WHAT THE TASK REQUIRES:
Below are the records; copy each line in them that holds the word "with".
## Begin INPUT DATA
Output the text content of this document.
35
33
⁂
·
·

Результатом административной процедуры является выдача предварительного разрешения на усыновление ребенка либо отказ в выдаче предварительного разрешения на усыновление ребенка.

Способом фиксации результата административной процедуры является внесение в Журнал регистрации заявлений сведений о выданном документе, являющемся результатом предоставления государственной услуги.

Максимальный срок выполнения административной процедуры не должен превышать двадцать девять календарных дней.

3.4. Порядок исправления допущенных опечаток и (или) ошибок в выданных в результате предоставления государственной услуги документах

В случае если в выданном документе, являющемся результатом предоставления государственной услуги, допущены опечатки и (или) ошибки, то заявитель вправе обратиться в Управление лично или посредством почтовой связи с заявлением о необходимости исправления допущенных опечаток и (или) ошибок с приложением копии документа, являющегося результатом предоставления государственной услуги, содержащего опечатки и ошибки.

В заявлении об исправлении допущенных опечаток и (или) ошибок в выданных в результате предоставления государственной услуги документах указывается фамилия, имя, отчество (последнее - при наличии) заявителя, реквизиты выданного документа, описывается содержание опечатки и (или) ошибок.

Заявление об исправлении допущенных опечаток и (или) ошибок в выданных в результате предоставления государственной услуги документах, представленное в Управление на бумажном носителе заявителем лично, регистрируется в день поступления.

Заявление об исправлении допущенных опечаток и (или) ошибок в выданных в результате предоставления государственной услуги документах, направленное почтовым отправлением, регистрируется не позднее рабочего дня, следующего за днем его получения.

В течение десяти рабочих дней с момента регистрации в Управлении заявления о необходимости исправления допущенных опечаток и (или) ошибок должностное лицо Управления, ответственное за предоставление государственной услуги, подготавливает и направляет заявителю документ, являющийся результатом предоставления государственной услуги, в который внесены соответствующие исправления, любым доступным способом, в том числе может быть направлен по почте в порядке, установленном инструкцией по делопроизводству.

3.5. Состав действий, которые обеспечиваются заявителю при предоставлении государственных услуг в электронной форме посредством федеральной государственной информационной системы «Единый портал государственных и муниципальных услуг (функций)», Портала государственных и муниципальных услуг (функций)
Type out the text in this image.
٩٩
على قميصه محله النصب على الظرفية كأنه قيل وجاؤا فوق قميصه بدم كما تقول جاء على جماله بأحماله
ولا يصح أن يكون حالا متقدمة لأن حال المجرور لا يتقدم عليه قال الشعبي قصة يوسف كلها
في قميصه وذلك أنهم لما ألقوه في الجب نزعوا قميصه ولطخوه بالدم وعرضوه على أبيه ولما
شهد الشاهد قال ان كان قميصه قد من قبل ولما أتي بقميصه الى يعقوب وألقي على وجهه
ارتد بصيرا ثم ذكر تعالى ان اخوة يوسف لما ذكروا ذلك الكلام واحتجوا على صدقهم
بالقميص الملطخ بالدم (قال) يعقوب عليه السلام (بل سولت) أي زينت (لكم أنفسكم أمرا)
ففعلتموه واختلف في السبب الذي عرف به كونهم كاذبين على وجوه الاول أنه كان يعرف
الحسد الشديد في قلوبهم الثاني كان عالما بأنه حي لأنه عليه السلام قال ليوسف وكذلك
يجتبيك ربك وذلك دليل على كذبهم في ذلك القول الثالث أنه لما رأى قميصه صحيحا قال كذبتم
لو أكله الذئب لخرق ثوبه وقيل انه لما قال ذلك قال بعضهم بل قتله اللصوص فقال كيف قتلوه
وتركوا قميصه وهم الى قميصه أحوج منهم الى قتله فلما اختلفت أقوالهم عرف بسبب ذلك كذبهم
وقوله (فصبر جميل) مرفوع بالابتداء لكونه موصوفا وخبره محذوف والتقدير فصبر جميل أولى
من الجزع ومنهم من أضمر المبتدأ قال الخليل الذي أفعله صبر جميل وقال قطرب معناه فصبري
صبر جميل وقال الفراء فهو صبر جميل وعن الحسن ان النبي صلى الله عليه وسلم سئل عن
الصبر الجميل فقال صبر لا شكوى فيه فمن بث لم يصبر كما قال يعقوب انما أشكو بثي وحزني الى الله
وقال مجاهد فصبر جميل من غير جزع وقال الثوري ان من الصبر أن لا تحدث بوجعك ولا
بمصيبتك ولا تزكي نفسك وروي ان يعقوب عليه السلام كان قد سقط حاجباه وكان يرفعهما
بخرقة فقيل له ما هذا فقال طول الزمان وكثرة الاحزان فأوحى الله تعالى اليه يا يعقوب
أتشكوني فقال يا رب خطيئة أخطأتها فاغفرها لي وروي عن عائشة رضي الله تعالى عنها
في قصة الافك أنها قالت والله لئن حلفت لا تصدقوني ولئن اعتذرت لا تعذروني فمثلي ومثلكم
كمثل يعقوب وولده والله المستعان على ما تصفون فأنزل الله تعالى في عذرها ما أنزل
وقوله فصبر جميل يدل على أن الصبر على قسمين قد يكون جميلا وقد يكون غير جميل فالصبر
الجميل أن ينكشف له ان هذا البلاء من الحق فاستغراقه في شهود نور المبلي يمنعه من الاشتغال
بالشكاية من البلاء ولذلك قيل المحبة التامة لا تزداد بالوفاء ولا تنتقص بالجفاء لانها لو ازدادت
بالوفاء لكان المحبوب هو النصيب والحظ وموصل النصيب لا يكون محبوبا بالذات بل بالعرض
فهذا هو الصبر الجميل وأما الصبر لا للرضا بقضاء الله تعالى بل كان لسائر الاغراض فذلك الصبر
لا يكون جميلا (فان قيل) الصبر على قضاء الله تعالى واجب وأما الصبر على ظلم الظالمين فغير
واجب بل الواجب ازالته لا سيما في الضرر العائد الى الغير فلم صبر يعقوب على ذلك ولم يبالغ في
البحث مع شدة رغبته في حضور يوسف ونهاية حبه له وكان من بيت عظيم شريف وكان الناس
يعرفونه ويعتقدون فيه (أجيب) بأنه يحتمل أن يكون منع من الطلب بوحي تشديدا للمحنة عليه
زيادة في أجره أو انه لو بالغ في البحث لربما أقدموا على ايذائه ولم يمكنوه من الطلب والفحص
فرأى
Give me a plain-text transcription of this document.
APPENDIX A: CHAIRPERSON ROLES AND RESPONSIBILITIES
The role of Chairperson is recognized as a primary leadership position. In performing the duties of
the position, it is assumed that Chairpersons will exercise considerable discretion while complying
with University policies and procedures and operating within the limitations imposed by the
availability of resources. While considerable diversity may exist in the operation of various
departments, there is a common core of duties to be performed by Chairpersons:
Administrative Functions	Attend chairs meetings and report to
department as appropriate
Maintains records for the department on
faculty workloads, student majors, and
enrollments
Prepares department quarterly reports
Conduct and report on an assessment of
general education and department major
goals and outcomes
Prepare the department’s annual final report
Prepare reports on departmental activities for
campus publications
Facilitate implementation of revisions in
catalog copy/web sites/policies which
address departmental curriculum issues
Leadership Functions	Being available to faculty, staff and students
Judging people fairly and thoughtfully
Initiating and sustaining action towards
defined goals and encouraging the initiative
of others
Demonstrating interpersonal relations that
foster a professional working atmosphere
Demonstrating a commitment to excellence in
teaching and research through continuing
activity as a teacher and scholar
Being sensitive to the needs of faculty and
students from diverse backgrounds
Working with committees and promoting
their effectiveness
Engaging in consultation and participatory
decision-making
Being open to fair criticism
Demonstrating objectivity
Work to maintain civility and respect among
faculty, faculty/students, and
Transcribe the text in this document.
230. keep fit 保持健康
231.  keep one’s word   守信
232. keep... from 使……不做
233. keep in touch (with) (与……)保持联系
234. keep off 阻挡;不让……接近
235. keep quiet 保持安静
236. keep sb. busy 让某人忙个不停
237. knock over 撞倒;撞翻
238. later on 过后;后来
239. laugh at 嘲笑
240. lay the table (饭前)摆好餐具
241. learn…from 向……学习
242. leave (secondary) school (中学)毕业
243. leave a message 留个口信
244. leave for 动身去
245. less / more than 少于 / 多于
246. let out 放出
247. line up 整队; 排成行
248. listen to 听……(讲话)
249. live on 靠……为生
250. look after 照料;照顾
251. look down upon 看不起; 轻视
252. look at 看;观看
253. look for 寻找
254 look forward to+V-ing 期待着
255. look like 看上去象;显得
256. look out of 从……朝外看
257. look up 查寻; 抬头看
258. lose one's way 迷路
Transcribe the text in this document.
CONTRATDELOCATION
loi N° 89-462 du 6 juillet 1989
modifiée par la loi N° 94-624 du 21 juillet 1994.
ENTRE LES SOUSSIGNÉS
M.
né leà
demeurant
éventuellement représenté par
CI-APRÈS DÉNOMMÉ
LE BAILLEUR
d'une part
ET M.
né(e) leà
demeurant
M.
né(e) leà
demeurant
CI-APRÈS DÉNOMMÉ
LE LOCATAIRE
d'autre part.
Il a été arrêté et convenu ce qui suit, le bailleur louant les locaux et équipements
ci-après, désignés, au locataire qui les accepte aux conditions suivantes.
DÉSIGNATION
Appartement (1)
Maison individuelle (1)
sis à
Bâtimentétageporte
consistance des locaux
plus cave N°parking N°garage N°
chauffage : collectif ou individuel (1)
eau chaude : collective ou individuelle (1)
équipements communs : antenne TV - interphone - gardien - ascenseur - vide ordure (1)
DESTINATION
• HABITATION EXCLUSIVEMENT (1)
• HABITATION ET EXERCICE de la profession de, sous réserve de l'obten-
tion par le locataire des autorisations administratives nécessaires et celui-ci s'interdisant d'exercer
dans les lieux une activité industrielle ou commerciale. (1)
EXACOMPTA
## End INPUT DATA
ANSWER TO THIS TASK:
with University policies and procedures and operating within the limitations imposed by the
Working with committees and promoting
233. keep in touch (with) (与……)保持联系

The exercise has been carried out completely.